• [EXERCISE REQUIREMENTS] Select all lines in the records that include "Gross".

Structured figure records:
------------------------------------------------
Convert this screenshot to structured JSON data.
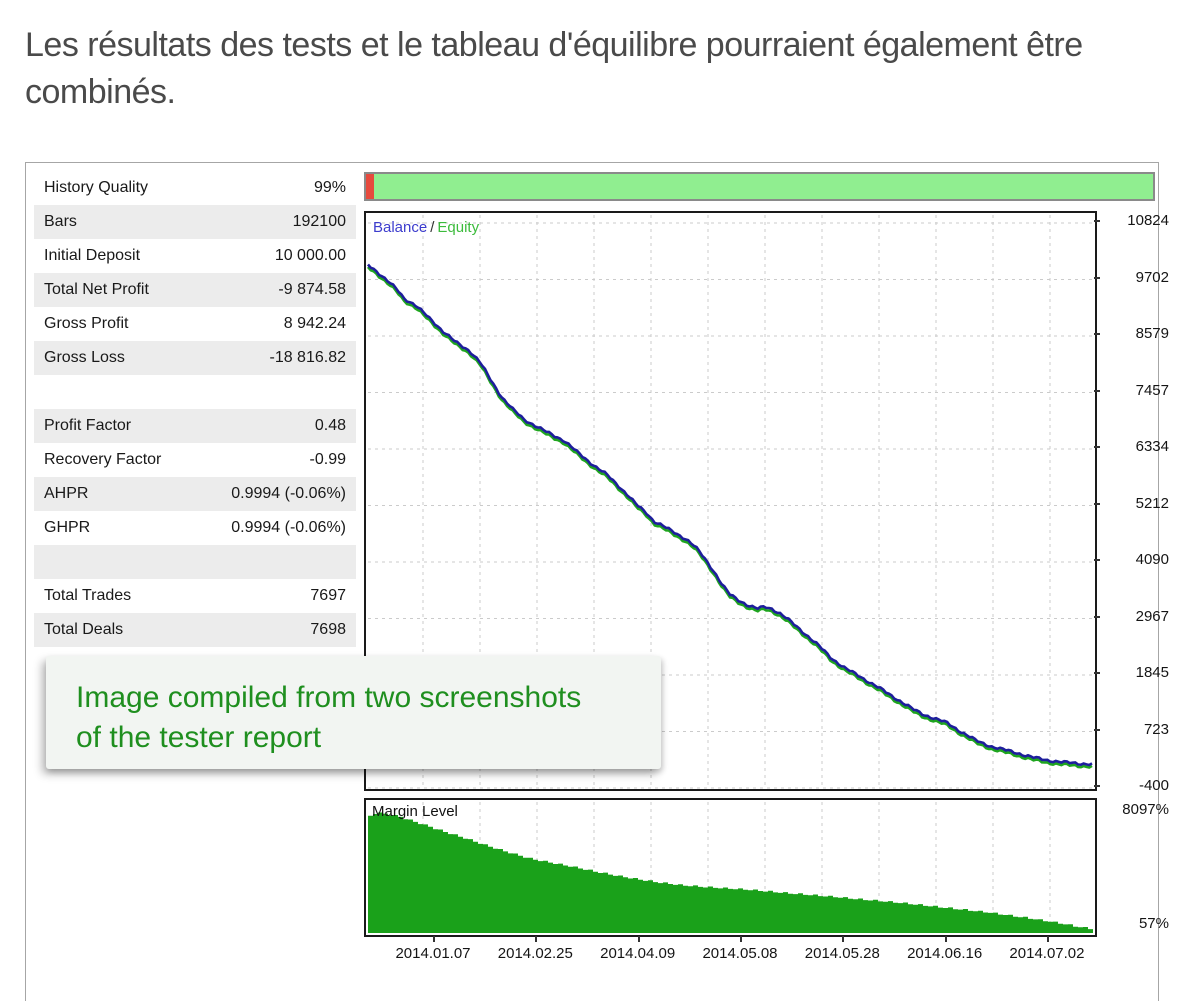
{
  "page": {
    "heading": "Les résultats des tests et le tableau d'équilibre pourraient également être combinés."
  },
  "report": {
    "stats": [
      {
        "label": "History Quality",
        "value": "99%"
      },
      {
        "label": "Bars",
        "value": "192100"
      },
      {
        "label": "Initial Deposit",
        "value": "10 000.00"
      },
      {
        "label": "Total Net Profit",
        "value": "-9 874.58"
      },
      {
        "label": "Gross Profit",
        "value": "8 942.24"
      },
      {
        "label": "Gross Loss",
        "value": "-18 816.82"
      },
      {
        "label": "",
        "value": ""
      },
      {
        "label": "Profit Factor",
        "value": "0.48"
      },
      {
        "label": "Recovery Factor",
        "value": "-0.99"
      },
      {
        "label": "AHPR",
        "value": "0.9994 (-0.06%)"
      },
      {
        "label": "GHPR",
        "value": "0.9994 (-0.06%)"
      },
      {
        "label": "",
        "value": ""
      },
      {
        "label": "Total Trades",
        "value": "7697"
      },
      {
        "label": "Total Deals",
        "value": "7698"
      }
    ],
    "progress": {
      "red_color": "#e64a3d",
      "green_color": "#90ee90"
    }
  },
  "annotation": {
    "lines": [
      "Image compiled from two screenshots",
      "of the tester report"
    ],
    "text_color": "#1f8f1f"
  },
  "chart_data": [
    {
      "type": "line",
      "title": "Balance / Equity",
      "legend": [
        {
          "name": "Balance",
          "color": "#3c3ccd"
        },
        {
          "name": "Equity",
          "color": "#3cbb3c"
        }
      ],
      "legend_separator": "/",
      "ylim": [
        -400,
        10824
      ],
      "yticks": [
        10824,
        9702,
        8579,
        7457,
        6334,
        5212,
        4090,
        2967,
        1845,
        723,
        -400
      ],
      "grid": true,
      "series": [
        {
          "name": "Equity",
          "color": "#1fa51f",
          "dy": 2.5
        },
        {
          "name": "Balance",
          "color": "#1e1e9c",
          "dy": 0
        }
      ],
      "points": [
        [
          0.0,
          10000
        ],
        [
          0.01,
          9890
        ],
        [
          0.025,
          9690
        ],
        [
          0.04,
          9510
        ],
        [
          0.05,
          9330
        ],
        [
          0.065,
          9190
        ],
        [
          0.08,
          9000
        ],
        [
          0.09,
          8870
        ],
        [
          0.105,
          8650
        ],
        [
          0.12,
          8470
        ],
        [
          0.14,
          8290
        ],
        [
          0.155,
          8050
        ],
        [
          0.17,
          7700
        ],
        [
          0.185,
          7360
        ],
        [
          0.2,
          7120
        ],
        [
          0.215,
          6930
        ],
        [
          0.235,
          6760
        ],
        [
          0.25,
          6650
        ],
        [
          0.27,
          6510
        ],
        [
          0.29,
          6260
        ],
        [
          0.31,
          6030
        ],
        [
          0.33,
          5820
        ],
        [
          0.345,
          5620
        ],
        [
          0.36,
          5400
        ],
        [
          0.372,
          5210
        ],
        [
          0.385,
          5060
        ],
        [
          0.395,
          4900
        ],
        [
          0.408,
          4800
        ],
        [
          0.42,
          4700
        ],
        [
          0.44,
          4540
        ],
        [
          0.452,
          4390
        ],
        [
          0.465,
          4160
        ],
        [
          0.478,
          3900
        ],
        [
          0.49,
          3620
        ],
        [
          0.5,
          3440
        ],
        [
          0.512,
          3330
        ],
        [
          0.525,
          3230
        ],
        [
          0.538,
          3160
        ],
        [
          0.548,
          3200
        ],
        [
          0.558,
          3160
        ],
        [
          0.57,
          3060
        ],
        [
          0.585,
          2890
        ],
        [
          0.6,
          2710
        ],
        [
          0.62,
          2460
        ],
        [
          0.64,
          2180
        ],
        [
          0.66,
          1970
        ],
        [
          0.68,
          1810
        ],
        [
          0.7,
          1640
        ],
        [
          0.72,
          1460
        ],
        [
          0.737,
          1310
        ],
        [
          0.752,
          1170
        ],
        [
          0.767,
          1060
        ],
        [
          0.785,
          970
        ],
        [
          0.8,
          890
        ],
        [
          0.82,
          710
        ],
        [
          0.84,
          540
        ],
        [
          0.86,
          430
        ],
        [
          0.878,
          360
        ],
        [
          0.893,
          310
        ],
        [
          0.905,
          260
        ],
        [
          0.92,
          200
        ],
        [
          0.94,
          150
        ],
        [
          0.96,
          110
        ],
        [
          0.98,
          90
        ],
        [
          1.0,
          70
        ]
      ],
      "x_dates": [
        "2014.01.07",
        "2014.02.25",
        "2014.04.09",
        "2014.05.08",
        "2014.05.28",
        "2014.06.16",
        "2014.07.02"
      ]
    },
    {
      "type": "area",
      "title": "Margin Level",
      "color": "#1aa11a",
      "ylim": [
        57,
        8097
      ],
      "ytick_labels": [
        "8097%",
        "57%"
      ],
      "points": [
        [
          0.0,
          7350
        ],
        [
          0.008,
          7530
        ],
        [
          0.02,
          7500
        ],
        [
          0.04,
          7300
        ],
        [
          0.06,
          7000
        ],
        [
          0.08,
          6700
        ],
        [
          0.1,
          6380
        ],
        [
          0.13,
          5950
        ],
        [
          0.16,
          5480
        ],
        [
          0.19,
          5050
        ],
        [
          0.22,
          4650
        ],
        [
          0.25,
          4380
        ],
        [
          0.28,
          4120
        ],
        [
          0.31,
          3830
        ],
        [
          0.34,
          3560
        ],
        [
          0.37,
          3330
        ],
        [
          0.4,
          3120
        ],
        [
          0.43,
          2960
        ],
        [
          0.46,
          2850
        ],
        [
          0.49,
          2760
        ],
        [
          0.52,
          2680
        ],
        [
          0.55,
          2560
        ],
        [
          0.58,
          2440
        ],
        [
          0.61,
          2330
        ],
        [
          0.64,
          2220
        ],
        [
          0.67,
          2090
        ],
        [
          0.7,
          1970
        ],
        [
          0.73,
          1850
        ],
        [
          0.76,
          1700
        ],
        [
          0.79,
          1550
        ],
        [
          0.82,
          1400
        ],
        [
          0.85,
          1250
        ],
        [
          0.88,
          1060
        ],
        [
          0.91,
          860
        ],
        [
          0.94,
          640
        ],
        [
          0.96,
          480
        ],
        [
          0.98,
          300
        ],
        [
          0.995,
          200
        ],
        [
          1.0,
          170
        ]
      ],
      "x_dates": [
        "2014.01.07",
        "2014.02.25",
        "2014.04.09",
        "2014.05.08",
        "2014.05.28",
        "2014.06.16",
        "2014.07.02"
      ]
    }
  ]
}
------------------------------------------------
• [THE ANSWER]
        "label": "Gross Profit",
        "label": "Gross Loss",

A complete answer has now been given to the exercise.